--- BEGIN Dataset rows ---

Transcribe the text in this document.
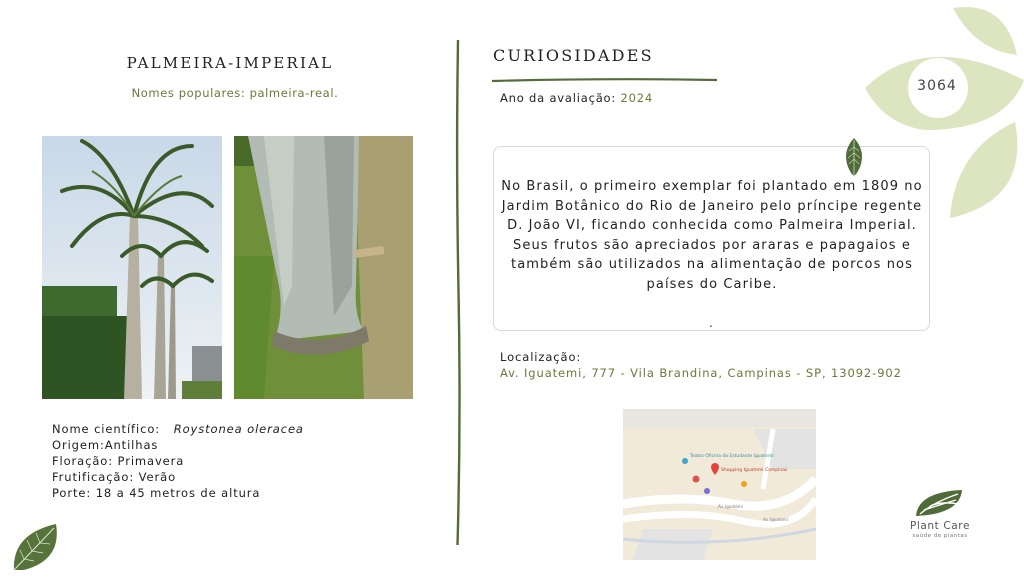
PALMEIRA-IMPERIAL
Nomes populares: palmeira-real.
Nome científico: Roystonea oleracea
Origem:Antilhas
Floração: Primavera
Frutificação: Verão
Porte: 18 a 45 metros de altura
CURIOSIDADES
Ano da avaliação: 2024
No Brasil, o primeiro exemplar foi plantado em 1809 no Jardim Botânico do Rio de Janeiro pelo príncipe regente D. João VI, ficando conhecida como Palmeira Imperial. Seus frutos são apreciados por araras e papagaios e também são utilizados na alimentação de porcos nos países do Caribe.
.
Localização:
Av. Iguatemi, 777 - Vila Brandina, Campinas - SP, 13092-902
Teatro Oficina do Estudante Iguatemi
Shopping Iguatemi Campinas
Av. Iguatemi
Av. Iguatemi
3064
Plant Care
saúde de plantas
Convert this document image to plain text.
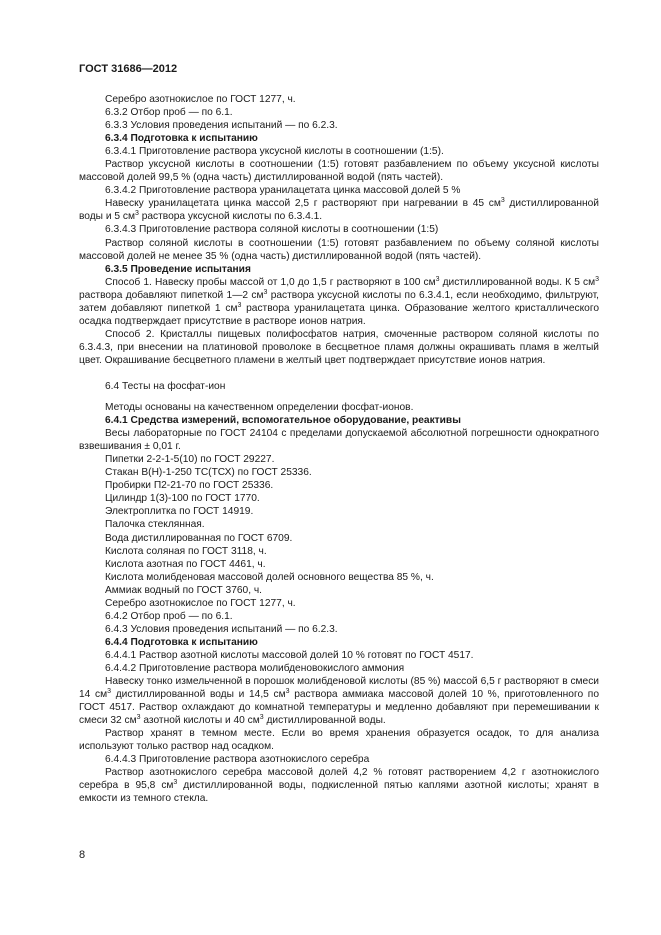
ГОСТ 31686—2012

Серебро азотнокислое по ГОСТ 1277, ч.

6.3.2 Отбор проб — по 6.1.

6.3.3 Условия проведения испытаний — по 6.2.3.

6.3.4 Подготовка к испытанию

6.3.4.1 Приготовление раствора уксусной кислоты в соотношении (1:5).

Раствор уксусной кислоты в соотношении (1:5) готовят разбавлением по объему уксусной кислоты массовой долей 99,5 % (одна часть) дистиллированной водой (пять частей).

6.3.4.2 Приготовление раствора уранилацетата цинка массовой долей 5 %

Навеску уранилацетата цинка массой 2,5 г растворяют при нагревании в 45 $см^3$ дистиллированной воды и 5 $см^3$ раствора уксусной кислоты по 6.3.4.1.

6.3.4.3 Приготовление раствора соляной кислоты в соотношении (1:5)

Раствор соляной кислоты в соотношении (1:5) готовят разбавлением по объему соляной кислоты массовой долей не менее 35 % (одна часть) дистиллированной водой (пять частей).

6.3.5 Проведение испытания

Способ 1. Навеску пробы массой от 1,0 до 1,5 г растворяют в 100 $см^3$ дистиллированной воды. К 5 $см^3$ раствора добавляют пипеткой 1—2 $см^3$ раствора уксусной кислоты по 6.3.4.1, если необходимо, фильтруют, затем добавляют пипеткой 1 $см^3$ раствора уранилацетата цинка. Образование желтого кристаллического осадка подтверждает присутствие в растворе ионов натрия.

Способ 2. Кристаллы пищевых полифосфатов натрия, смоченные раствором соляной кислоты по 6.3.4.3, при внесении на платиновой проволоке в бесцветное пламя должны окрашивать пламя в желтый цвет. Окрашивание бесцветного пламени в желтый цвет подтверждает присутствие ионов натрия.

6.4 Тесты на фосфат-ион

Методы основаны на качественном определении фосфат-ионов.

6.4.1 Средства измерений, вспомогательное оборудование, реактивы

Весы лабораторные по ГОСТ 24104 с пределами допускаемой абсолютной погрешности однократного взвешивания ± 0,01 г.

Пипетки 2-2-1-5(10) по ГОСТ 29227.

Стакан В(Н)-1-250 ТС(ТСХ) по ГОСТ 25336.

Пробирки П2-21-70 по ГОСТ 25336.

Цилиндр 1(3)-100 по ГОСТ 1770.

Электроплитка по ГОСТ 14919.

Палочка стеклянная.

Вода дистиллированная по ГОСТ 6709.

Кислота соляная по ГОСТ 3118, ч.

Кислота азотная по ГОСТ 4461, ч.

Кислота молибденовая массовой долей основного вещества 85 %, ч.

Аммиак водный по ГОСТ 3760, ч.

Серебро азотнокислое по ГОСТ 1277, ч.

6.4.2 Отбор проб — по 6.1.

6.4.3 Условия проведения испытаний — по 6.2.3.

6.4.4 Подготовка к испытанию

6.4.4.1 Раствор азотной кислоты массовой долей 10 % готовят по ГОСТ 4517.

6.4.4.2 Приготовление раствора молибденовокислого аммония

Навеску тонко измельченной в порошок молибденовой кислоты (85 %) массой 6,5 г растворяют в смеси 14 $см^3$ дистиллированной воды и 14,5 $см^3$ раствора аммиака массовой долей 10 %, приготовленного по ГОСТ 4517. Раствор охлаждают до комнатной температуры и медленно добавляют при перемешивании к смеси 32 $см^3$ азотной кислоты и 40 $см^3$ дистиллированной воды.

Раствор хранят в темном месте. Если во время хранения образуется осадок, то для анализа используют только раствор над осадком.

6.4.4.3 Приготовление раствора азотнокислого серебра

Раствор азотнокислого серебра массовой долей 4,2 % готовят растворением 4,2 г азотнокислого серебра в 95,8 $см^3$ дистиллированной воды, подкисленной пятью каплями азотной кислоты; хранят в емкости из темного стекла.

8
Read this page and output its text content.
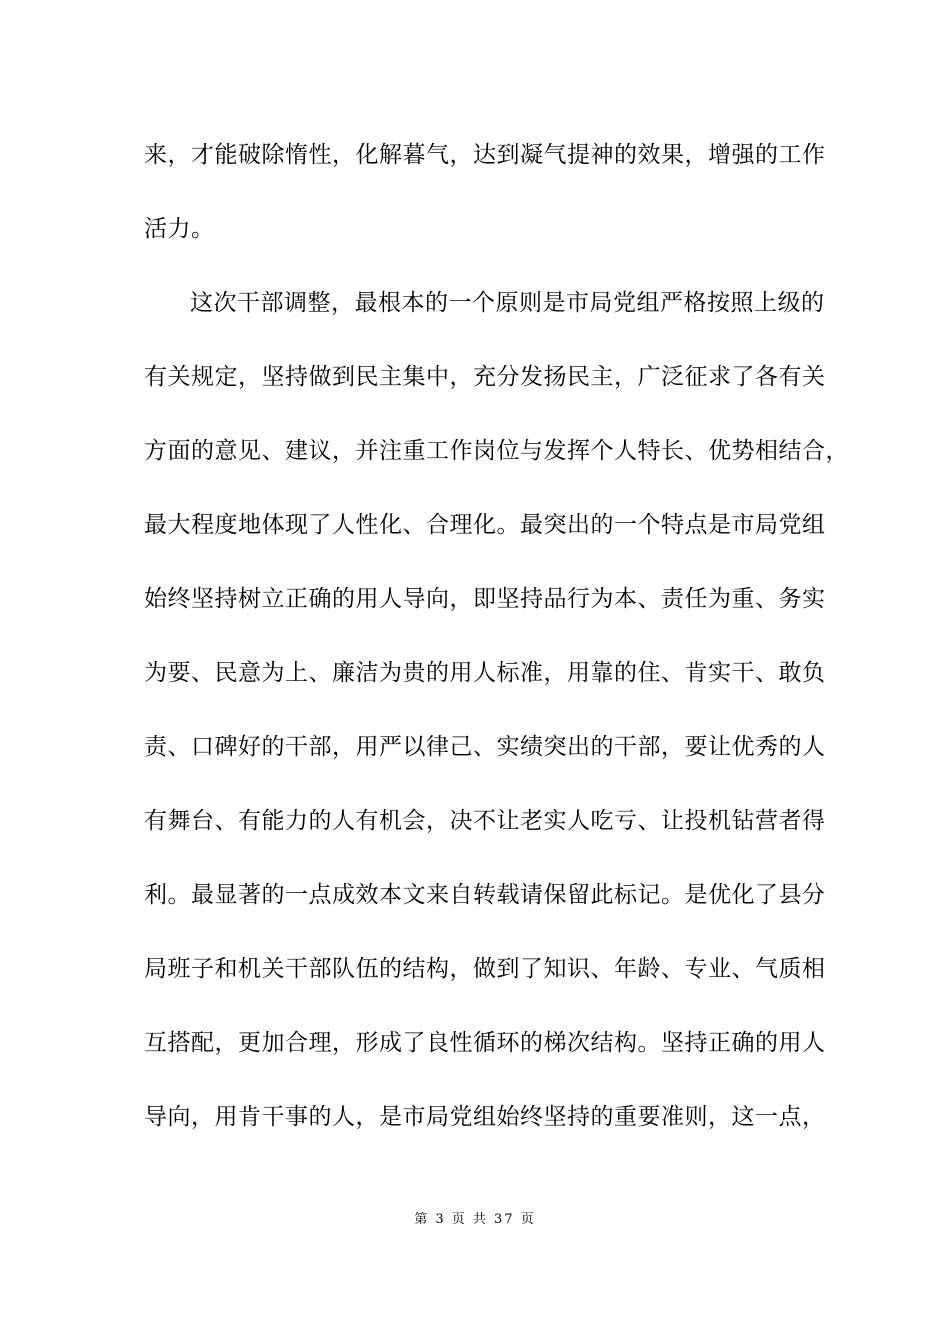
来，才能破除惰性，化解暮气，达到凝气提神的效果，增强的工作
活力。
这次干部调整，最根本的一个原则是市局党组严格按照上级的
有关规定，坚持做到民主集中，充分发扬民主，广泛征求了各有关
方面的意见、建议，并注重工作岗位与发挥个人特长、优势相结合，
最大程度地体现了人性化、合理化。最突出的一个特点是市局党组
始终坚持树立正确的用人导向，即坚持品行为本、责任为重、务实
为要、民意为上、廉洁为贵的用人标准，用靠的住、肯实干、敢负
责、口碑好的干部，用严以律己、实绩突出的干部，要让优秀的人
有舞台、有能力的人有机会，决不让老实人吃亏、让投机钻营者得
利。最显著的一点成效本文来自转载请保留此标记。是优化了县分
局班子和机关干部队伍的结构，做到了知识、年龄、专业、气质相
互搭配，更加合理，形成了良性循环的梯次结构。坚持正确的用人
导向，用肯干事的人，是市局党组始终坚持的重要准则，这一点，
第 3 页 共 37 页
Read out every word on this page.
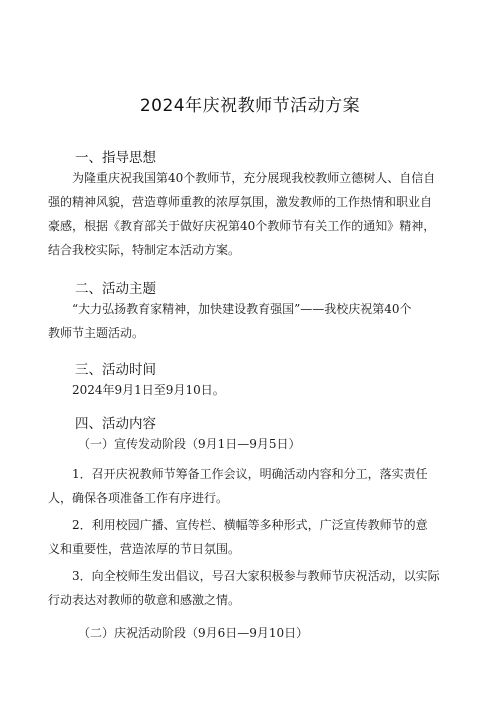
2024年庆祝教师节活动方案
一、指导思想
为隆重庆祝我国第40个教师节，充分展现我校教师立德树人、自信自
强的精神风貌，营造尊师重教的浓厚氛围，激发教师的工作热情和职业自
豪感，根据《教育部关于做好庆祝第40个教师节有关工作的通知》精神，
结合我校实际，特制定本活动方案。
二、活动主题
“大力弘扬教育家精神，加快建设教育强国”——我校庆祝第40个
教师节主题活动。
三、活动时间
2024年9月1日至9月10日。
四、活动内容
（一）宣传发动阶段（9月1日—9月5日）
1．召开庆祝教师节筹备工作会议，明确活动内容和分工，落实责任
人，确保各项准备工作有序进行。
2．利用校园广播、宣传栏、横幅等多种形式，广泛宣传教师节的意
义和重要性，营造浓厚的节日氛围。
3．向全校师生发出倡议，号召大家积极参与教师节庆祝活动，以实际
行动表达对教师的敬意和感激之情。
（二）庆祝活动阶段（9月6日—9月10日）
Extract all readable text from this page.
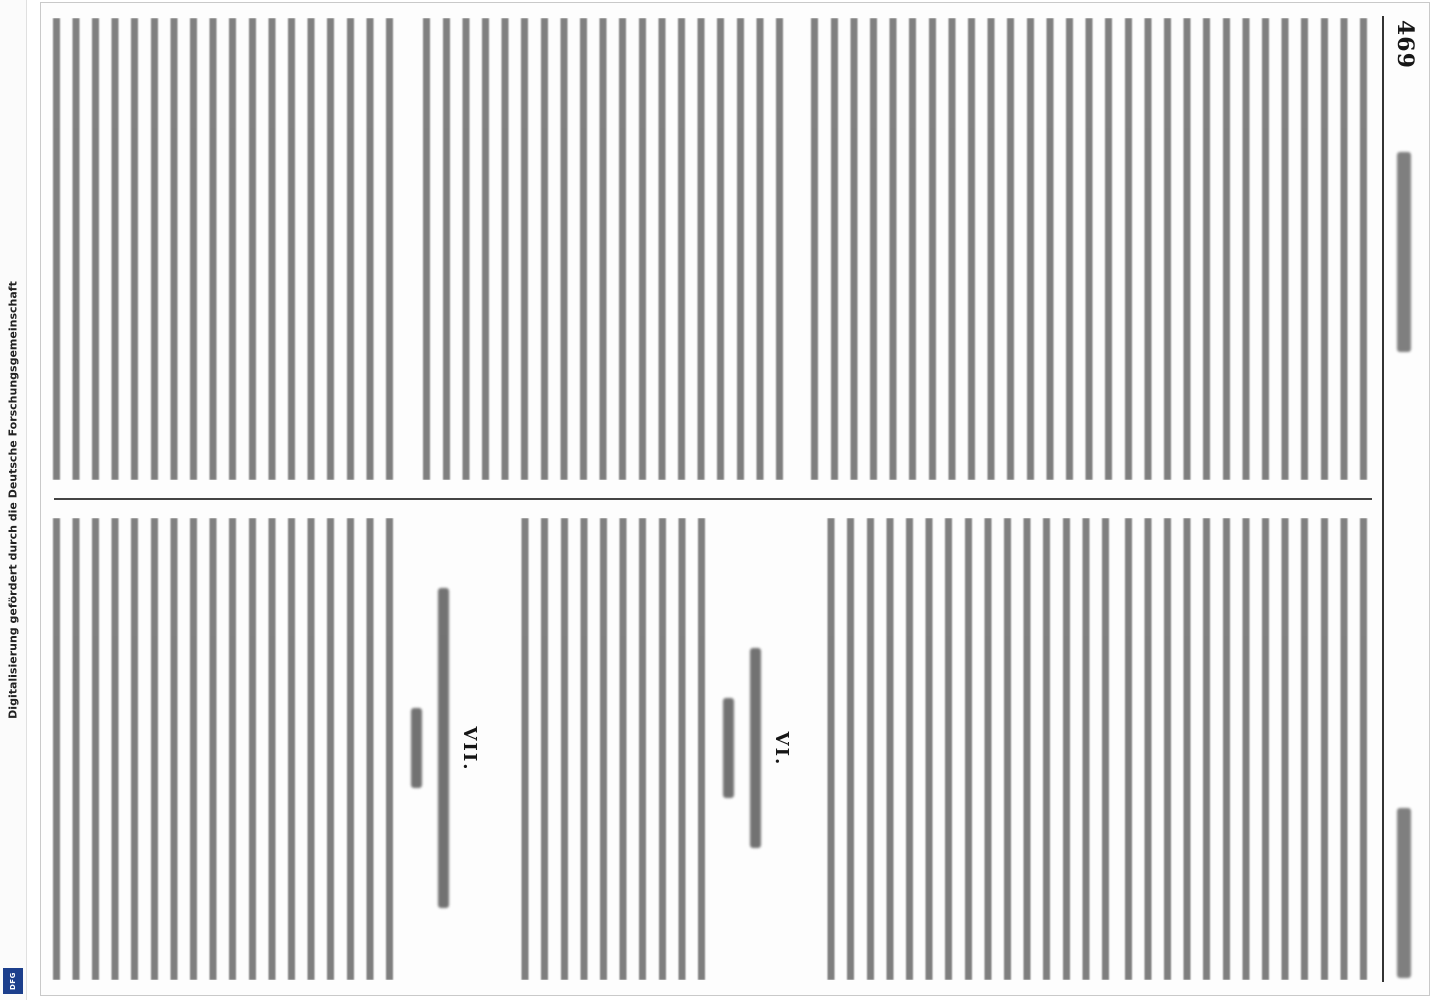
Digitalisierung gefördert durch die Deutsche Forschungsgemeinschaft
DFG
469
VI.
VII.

--- END Dataset rows ---

*Goal of the exercise:*
Restate the whole of the material word for word without the pictures.

*Answer to this problem:*
Transcribe the text in this document.
PALMEIRA-IMPERIAL
Nomes populares: palmeira-real.
Nome científico: Roystonea oleracea
Origem:Antilhas
Floração: Primavera
Frutificação: Verão
Porte: 18 a 45 metros de altura
CURIOSIDADES
Ano da avaliação: 2024
No Brasil, o primeiro exemplar foi plantado em 1809 no Jardim Botânico do Rio de Janeiro pelo príncipe regente D. João VI, ficando conhecida como Palmeira Imperial. Seus frutos são apreciados por araras e papagaios e também são utilizados na alimentação de porcos nos países do Caribe.
.
Localização:
Av. Iguatemi, 777 - Vila Brandina, Campinas - SP, 13092-902
Teatro Oficina do Estudante Iguatemi
Shopping Iguatemi Campinas
Av. Iguatemi
Av. Iguatemi
3064
Plant Care
saúde de plantas
Convert this document image to plain text.
ГОСТ 31686—2012

Серебро азотнокислое по ГОСТ 1277, ч.

6.3.2 Отбор проб — по 6.1.

6.3.3 Условия проведения испытаний — по 6.2.3.

6.3.4 Подготовка к испытанию

6.3.4.1 Приготовление раствора уксусной кислоты в соотношении (1:5).

Раствор уксусной кислоты в соотношении (1:5) готовят разбавлением по объему уксусной кислоты массовой долей 99,5 % (одна часть) дистиллированной водой (пять частей).

6.3.4.2 Приготовление раствора уранилацетата цинка массовой долей 5 %

Навеску уранилацетата цинка массой 2,5 г растворяют при нагревании в 45 $см^3$ дистиллированной воды и 5 $см^3$ раствора уксусной кислоты по 6.3.4.1.

6.3.4.3 Приготовление раствора соляной кислоты в соотношении (1:5)

Раствор соляной кислоты в соотношении (1:5) готовят разбавлением по объему соляной кислоты массовой долей не менее 35 % (одна часть) дистиллированной водой (пять частей).

6.3.5 Проведение испытания

Способ 1. Навеску пробы массой от 1,0 до 1,5 г растворяют в 100 $см^3$ дистиллированной воды. К 5 $см^3$ раствора добавляют пипеткой 1—2 $см^3$ раствора уксусной кислоты по 6.3.4.1, если необходимо, фильтруют, затем добавляют пипеткой 1 $см^3$ раствора уранилацетата цинка. Образование желтого кристаллического осадка подтверждает присутствие в растворе ионов натрия.

Способ 2. Кристаллы пищевых полифосфатов натрия, смоченные раствором соляной кислоты по 6.3.4.3, при внесении на платиновой проволоке в бесцветное пламя должны окрашивать пламя в желтый цвет. Окрашивание бесцветного пламени в желтый цвет подтверждает присутствие ионов натрия.

6.4 Тесты на фосфат-ион

Методы основаны на качественном определении фосфат-ионов.

6.4.1 Средства измерений, вспомогательное оборудование, реактивы

Весы лабораторные по ГОСТ 24104 с пределами допускаемой абсолютной погрешности однократного взвешивания ± 0,01 г.

Пипетки 2-2-1-5(10) по ГОСТ 29227.

Стакан В(Н)-1-250 ТС(ТСХ) по ГОСТ 25336.

Пробирки П2-21-70 по ГОСТ 25336.

Цилиндр 1(3)-100 по ГОСТ 1770.

Электроплитка по ГОСТ 14919.

Палочка стеклянная.

Вода дистиллированная по ГОСТ 6709.

Кислота соляная по ГОСТ 3118, ч.

Кислота азотная по ГОСТ 4461, ч.

Кислота молибденовая массовой долей основного вещества 85 %, ч.

Аммиак водный по ГОСТ 3760, ч.

Серебро азотнокислое по ГОСТ 1277, ч.

6.4.2 Отбор проб — по 6.1.

6.4.3 Условия проведения испытаний — по 6.2.3.

6.4.4 Подготовка к испытанию

6.4.4.1 Раствор азотной кислоты массовой долей 10 % готовят по ГОСТ 4517.

6.4.4.2 Приготовление раствора молибденовокислого аммония

Навеску тонко измельченной в порошок молибденовой кислоты (85 %) массой 6,5 г растворяют в смеси 14 $см^3$ дистиллированной воды и 14,5 $см^3$ раствора аммиака массовой долей 10 %, приготовленного по ГОСТ 4517. Раствор охлаждают до комнатной температуры и медленно добавляют при перемешивании к смеси 32 $см^3$ азотной кислоты и 40 $см^3$ дистиллированной воды.

Раствор хранят в темном месте. Если во время хранения образуется осадок, то для анализа используют только раствор над осадком.

6.4.4.3 Приготовление раствора азотнокислого серебра

Раствор азотнокислого серебра массовой долей 4,2 % готовят растворением 4,2 г азотнокислого серебра в 95,8 $см^3$ дистиллированной воды, подкисленной пятью каплями азотной кислоты; хранят в емкости из темного стекла.

8
Read this page and output its text content.
来，才能破除惰性，化解暮气，达到凝气提神的效果，增强的工作
活力。
这次干部调整，最根本的一个原则是市局党组严格按照上级的
有关规定，坚持做到民主集中，充分发扬民主，广泛征求了各有关
方面的意见、建议，并注重工作岗位与发挥个人特长、优势相结合，
最大程度地体现了人性化、合理化。最突出的一个特点是市局党组
始终坚持树立正确的用人导向，即坚持品行为本、责任为重、务实
为要、民意为上、廉洁为贵的用人标准，用靠的住、肯实干、敢负
责、口碑好的干部，用严以律己、实绩突出的干部，要让优秀的人
有舞台、有能力的人有机会，决不让老实人吃亏、让投机钻营者得
利。最显著的一点成效本文来自转载请保留此标记。是优化了县分
局班子和机关干部队伍的结构，做到了知识、年龄、专业、气质相
互搭配，更加合理，形成了良性循环的梯次结构。坚持正确的用人
导向，用肯干事的人，是市局党组始终坚持的重要准则，这一点，
第 3 页 共 37 页
Read out every word on this page.
2024年庆祝教师节活动方案
一、指导思想
为隆重庆祝我国第40个教师节，充分展现我校教师立德树人、自信自
强的精神风貌，营造尊师重教的浓厚氛围，激发教师的工作热情和职业自
豪感，根据《教育部关于做好庆祝第40个教师节有关工作的通知》精神，
结合我校实际，特制定本活动方案。
二、活动主题
“大力弘扬教育家精神，加快建设教育强国”——我校庆祝第40个
教师节主题活动。
三、活动时间
2024年9月1日至9月10日。
四、活动内容
（一）宣传发动阶段（9月1日—9月5日）
1．召开庆祝教师节筹备工作会议，明确活动内容和分工，落实责任
人，确保各项准备工作有序进行。
2．利用校园广播、宣传栏、横幅等多种形式，广泛宣传教师节的意
义和重要性，营造浓厚的节日氛围。
3．向全校师生发出倡议，号召大家积极参与教师节庆祝活动，以实际
行动表达对教师的敬意和感激之情。
（二）庆祝活动阶段（9月6日—9月10日）
Extract all readable text from this page.
Digitalisierung gefördert durch die Deutsche Forschungsgemeinschaft
DFG
469
VI.
VII.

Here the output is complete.